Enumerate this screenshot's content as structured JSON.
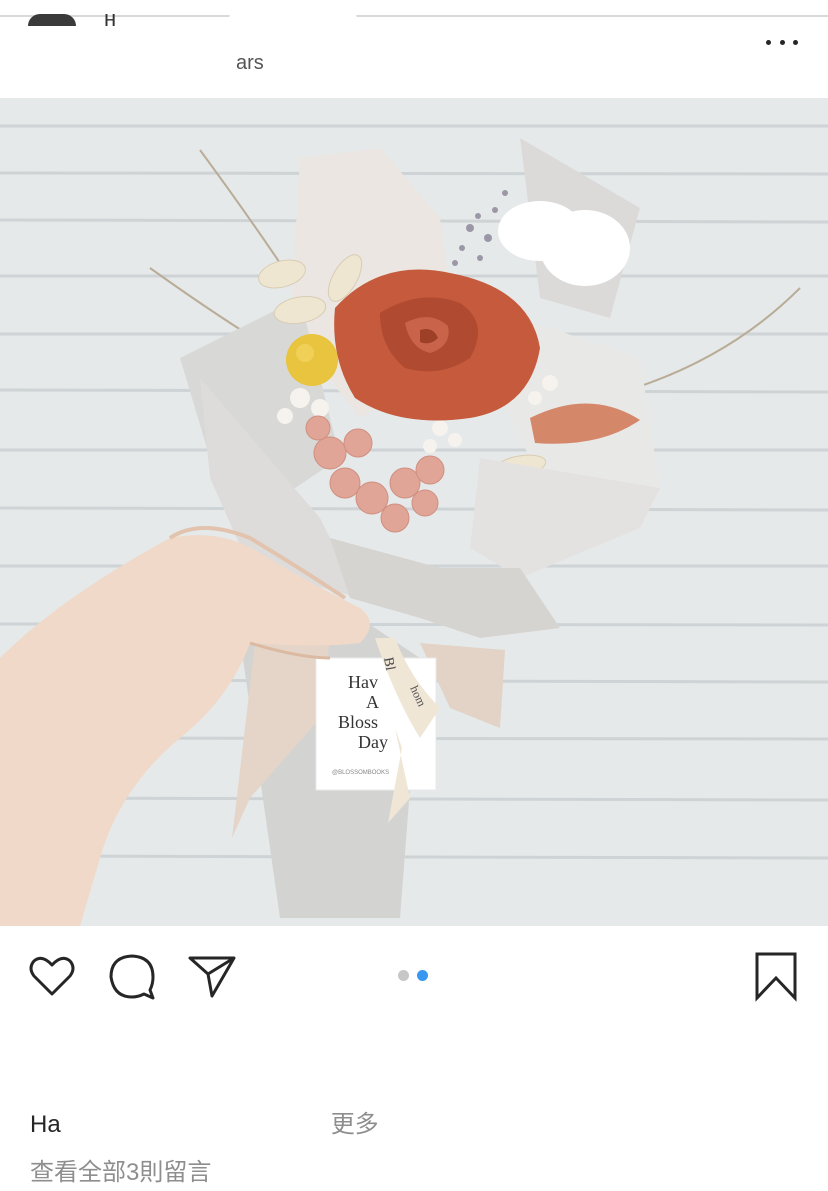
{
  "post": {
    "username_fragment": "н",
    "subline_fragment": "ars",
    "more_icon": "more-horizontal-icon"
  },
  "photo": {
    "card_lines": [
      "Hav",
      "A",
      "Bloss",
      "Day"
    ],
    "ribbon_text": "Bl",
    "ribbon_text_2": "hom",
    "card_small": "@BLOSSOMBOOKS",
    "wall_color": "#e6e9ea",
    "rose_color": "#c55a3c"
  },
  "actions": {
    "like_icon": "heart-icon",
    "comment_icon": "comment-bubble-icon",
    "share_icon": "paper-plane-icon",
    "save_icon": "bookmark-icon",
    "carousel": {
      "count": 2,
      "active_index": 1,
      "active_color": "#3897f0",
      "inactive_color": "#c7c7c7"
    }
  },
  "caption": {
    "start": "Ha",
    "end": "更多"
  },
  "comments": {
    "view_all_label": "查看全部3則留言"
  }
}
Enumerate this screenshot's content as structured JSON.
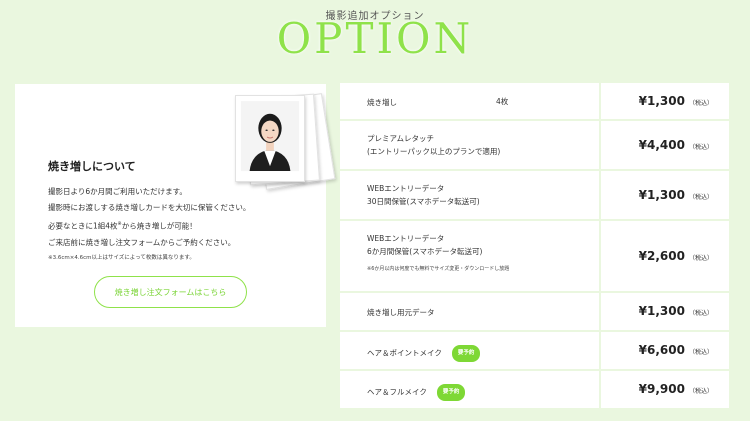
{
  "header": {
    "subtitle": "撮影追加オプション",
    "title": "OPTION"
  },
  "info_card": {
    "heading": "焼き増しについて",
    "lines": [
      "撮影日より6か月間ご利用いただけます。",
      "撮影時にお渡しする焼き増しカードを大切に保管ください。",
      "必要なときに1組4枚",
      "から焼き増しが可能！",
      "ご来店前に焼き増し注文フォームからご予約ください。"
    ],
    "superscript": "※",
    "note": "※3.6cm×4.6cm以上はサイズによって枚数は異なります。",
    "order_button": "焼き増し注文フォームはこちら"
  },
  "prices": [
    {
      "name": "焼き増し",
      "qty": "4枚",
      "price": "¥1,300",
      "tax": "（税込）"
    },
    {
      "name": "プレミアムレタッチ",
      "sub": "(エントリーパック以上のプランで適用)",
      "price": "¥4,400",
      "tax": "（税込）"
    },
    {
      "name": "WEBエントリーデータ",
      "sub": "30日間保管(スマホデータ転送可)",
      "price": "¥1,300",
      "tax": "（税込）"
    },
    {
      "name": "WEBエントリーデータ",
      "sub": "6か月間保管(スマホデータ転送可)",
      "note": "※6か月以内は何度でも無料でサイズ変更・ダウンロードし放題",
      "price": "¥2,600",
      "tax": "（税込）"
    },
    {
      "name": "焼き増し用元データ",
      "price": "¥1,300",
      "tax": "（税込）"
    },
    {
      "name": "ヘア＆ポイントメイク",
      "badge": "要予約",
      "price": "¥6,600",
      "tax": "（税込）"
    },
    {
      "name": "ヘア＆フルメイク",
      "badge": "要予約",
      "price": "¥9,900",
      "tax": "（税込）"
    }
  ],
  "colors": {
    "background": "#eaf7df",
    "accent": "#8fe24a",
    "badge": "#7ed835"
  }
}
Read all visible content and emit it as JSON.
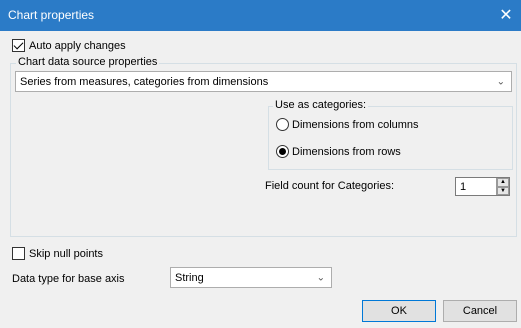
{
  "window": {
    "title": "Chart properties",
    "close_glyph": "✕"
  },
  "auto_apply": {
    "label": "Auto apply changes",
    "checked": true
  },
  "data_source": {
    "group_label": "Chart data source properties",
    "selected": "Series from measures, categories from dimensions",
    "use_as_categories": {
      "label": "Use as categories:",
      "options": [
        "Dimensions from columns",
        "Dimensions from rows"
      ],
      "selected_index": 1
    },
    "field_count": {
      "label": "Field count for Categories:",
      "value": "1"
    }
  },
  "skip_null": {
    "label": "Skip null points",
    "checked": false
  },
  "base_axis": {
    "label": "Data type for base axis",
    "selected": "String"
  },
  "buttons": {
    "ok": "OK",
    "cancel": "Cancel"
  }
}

----

- _What this task involves_
Omit every picture, then repeat the remaining data exactly as it appears above.

- _Written solution_
Enumerate this screenshot's content as structured JSON.
{
  "post": {
    "username_fragment": "н",
    "subline_fragment": "ars",
    "more_icon": "more-horizontal-icon"
  },
  "photo": {
    "card_lines": [
      "Hav",
      "A",
      "Bloss",
      "Day"
    ],
    "ribbon_text": "Bl",
    "ribbon_text_2": "hom",
    "card_small": "@BLOSSOMBOOKS",
    "wall_color": "#e6e9ea",
    "rose_color": "#c55a3c"
  },
  "actions": {
    "like_icon": "heart-icon",
    "comment_icon": "comment-bubble-icon",
    "share_icon": "paper-plane-icon",
    "save_icon": "bookmark-icon",
    "carousel": {
      "count": 2,
      "active_index": 1,
      "active_color": "#3897f0",
      "inactive_color": "#c7c7c7"
    }
  },
  "caption": {
    "start": "Ha",
    "end": "更多"
  },
  "comments": {
    "view_all_label": "查看全部3則留言"
  }
}
Enumerate this screenshot's content as structured JSON.
{
  "header": {
    "subtitle": "撮影追加オプション",
    "title": "OPTION"
  },
  "info_card": {
    "heading": "焼き増しについて",
    "lines": [
      "撮影日より6か月間ご利用いただけます。",
      "撮影時にお渡しする焼き増しカードを大切に保管ください。",
      "必要なときに1組4枚",
      "から焼き増しが可能！",
      "ご来店前に焼き増し注文フォームからご予約ください。"
    ],
    "superscript": "※",
    "note": "※3.6cm×4.6cm以上はサイズによって枚数は異なります。",
    "order_button": "焼き増し注文フォームはこちら"
  },
  "prices": [
    {
      "name": "焼き増し",
      "qty": "4枚",
      "price": "¥1,300",
      "tax": "（税込）"
    },
    {
      "name": "プレミアムレタッチ",
      "sub": "(エントリーパック以上のプランで適用)",
      "price": "¥4,400",
      "tax": "（税込）"
    },
    {
      "name": "WEBエントリーデータ",
      "sub": "30日間保管(スマホデータ転送可)",
      "price": "¥1,300",
      "tax": "（税込）"
    },
    {
      "name": "WEBエントリーデータ",
      "sub": "6か月間保管(スマホデータ転送可)",
      "note": "※6か月以内は何度でも無料でサイズ変更・ダウンロードし放題",
      "price": "¥2,600",
      "tax": "（税込）"
    },
    {
      "name": "焼き増し用元データ",
      "price": "¥1,300",
      "tax": "（税込）"
    },
    {
      "name": "ヘア＆ポイントメイク",
      "badge": "要予約",
      "price": "¥6,600",
      "tax": "（税込）"
    },
    {
      "name": "ヘア＆フルメイク",
      "badge": "要予約",
      "price": "¥9,900",
      "tax": "（税込）"
    }
  ],
  "colors": {
    "background": "#eaf7df",
    "accent": "#8fe24a",
    "badge": "#7ed835"
  }
}
Read all visible content and emit it as JSON.
{
  "window": {
    "title": "Chart properties",
    "close_glyph": "✕"
  },
  "auto_apply": {
    "label": "Auto apply changes",
    "checked": true
  },
  "data_source": {
    "group_label": "Chart data source properties",
    "selected": "Series from measures, categories from dimensions",
    "use_as_categories": {
      "label": "Use as categories:",
      "options": [
        "Dimensions from columns",
        "Dimensions from rows"
      ],
      "selected_index": 1
    },
    "field_count": {
      "label": "Field count for Categories:",
      "value": "1"
    }
  },
  "skip_null": {
    "label": "Skip null points",
    "checked": false
  },
  "base_axis": {
    "label": "Data type for base axis",
    "selected": "String"
  },
  "buttons": {
    "ok": "OK",
    "cancel": "Cancel"
  }
}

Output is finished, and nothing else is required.